:: The request ::
Within the data that follows, how many lines carry the string "questo"? Give the number alone.

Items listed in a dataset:
══════════════════════════════

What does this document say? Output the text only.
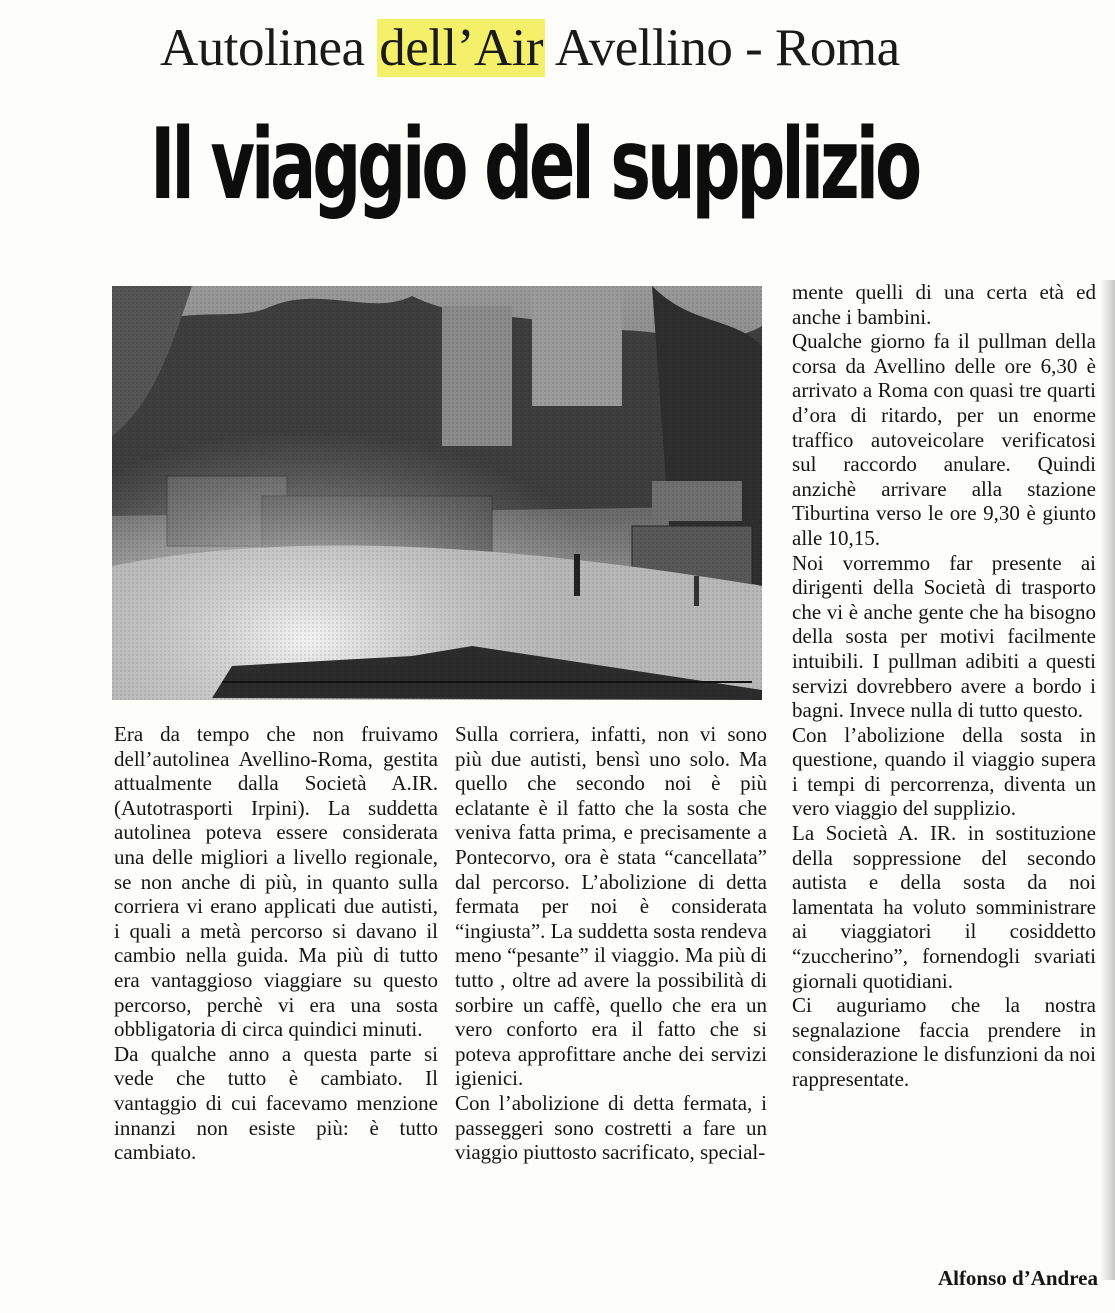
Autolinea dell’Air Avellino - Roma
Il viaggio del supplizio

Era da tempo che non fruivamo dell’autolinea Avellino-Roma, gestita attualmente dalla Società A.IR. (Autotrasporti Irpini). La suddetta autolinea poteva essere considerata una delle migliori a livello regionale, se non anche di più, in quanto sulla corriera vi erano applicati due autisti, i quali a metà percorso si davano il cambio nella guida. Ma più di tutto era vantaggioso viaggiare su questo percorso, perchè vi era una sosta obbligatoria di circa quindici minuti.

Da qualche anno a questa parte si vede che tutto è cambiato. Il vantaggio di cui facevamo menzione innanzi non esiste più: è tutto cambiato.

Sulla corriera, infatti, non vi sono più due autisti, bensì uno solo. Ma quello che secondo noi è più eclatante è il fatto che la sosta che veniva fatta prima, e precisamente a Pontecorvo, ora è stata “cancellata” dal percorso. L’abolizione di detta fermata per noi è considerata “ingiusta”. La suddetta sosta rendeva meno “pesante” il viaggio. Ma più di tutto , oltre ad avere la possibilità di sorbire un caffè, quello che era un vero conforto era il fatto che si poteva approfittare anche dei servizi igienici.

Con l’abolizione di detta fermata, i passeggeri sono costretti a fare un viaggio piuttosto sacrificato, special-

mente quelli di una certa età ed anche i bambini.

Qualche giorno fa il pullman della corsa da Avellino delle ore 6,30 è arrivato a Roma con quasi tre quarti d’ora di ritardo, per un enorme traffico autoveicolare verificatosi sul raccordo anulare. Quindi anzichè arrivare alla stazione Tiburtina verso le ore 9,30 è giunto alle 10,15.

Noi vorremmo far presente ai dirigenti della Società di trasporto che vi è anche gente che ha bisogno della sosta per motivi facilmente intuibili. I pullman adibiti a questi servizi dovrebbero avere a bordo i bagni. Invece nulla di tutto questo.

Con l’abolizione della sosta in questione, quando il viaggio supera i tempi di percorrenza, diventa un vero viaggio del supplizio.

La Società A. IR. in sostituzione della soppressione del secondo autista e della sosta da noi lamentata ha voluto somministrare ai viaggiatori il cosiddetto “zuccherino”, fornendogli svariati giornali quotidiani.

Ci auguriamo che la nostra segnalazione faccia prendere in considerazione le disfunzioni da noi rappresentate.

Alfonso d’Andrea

══════════════════════════════

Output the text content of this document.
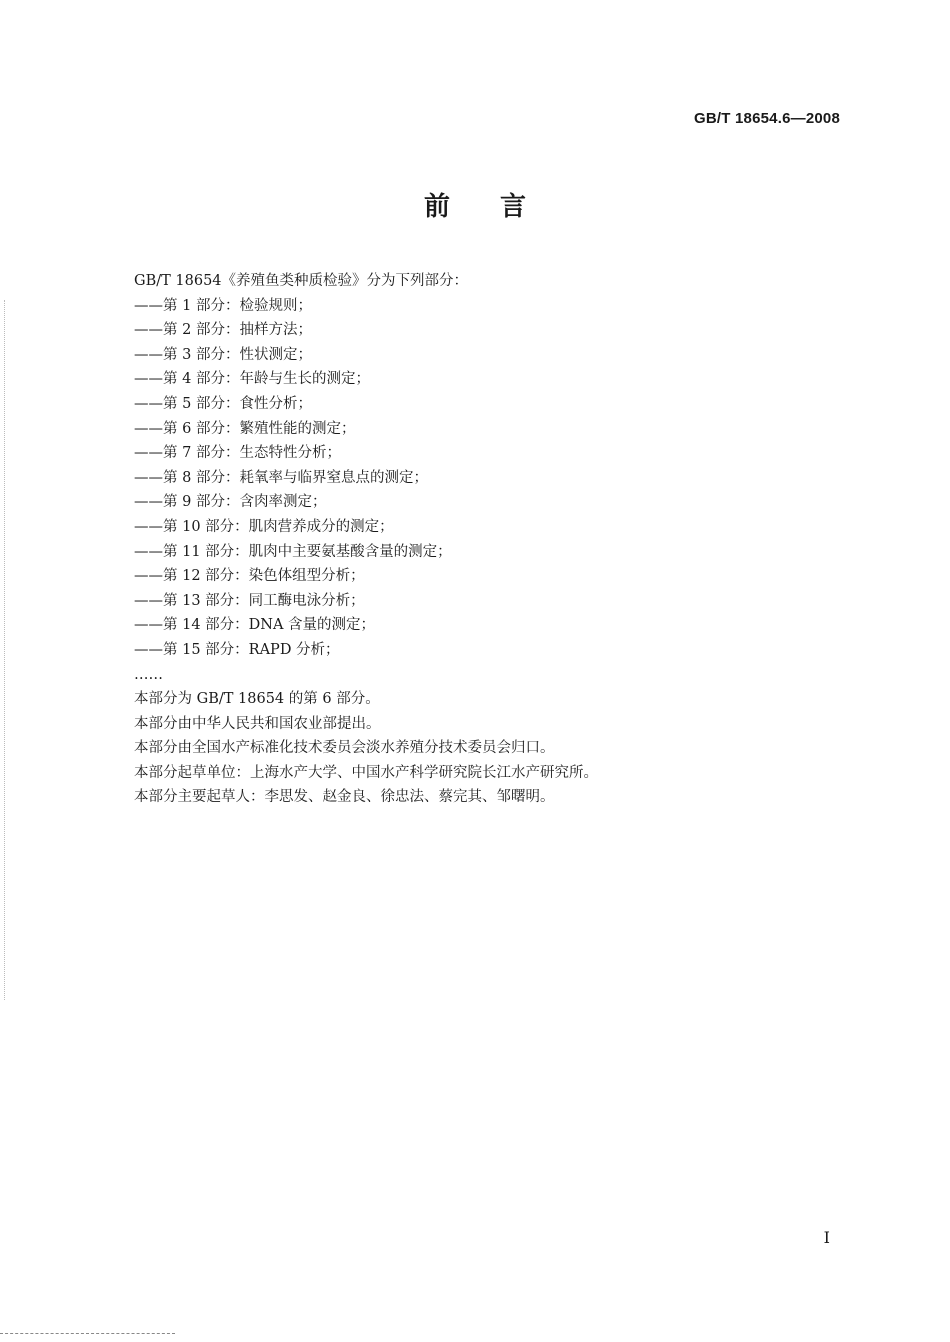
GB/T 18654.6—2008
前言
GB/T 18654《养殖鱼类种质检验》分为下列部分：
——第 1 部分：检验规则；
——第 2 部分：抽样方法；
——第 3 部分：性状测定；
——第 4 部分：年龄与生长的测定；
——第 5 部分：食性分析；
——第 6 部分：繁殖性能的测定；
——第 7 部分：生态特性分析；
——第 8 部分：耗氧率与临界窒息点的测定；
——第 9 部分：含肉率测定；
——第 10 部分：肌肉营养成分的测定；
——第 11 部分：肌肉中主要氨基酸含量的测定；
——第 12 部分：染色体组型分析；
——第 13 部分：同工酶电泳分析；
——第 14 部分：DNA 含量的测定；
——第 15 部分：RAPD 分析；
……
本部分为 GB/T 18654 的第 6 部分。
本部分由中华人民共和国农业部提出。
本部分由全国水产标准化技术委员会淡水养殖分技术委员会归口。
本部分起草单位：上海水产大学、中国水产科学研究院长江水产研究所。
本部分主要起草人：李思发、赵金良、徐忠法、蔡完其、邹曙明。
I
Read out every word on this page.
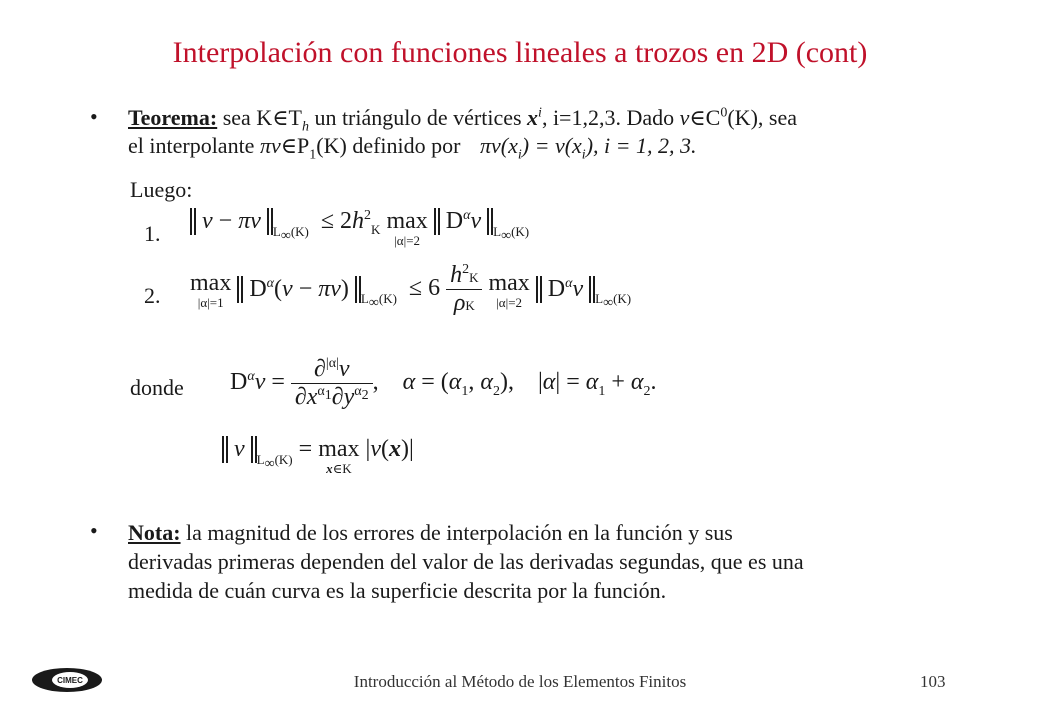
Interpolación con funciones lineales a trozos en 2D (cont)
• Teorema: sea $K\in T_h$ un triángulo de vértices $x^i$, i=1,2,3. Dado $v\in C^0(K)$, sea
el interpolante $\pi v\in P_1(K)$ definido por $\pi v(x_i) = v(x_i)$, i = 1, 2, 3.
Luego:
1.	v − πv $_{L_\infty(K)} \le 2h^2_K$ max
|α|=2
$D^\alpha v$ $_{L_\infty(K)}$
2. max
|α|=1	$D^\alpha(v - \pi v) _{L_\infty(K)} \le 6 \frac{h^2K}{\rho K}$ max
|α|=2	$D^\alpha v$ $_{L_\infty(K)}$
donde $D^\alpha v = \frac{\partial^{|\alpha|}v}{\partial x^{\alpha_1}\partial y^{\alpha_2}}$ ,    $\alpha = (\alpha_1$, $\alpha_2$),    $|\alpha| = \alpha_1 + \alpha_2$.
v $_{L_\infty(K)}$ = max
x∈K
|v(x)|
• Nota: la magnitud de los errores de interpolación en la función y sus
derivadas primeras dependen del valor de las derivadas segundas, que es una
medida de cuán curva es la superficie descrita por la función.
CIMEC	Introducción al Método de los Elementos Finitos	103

══════════════════════════════

:: The completed task ::
2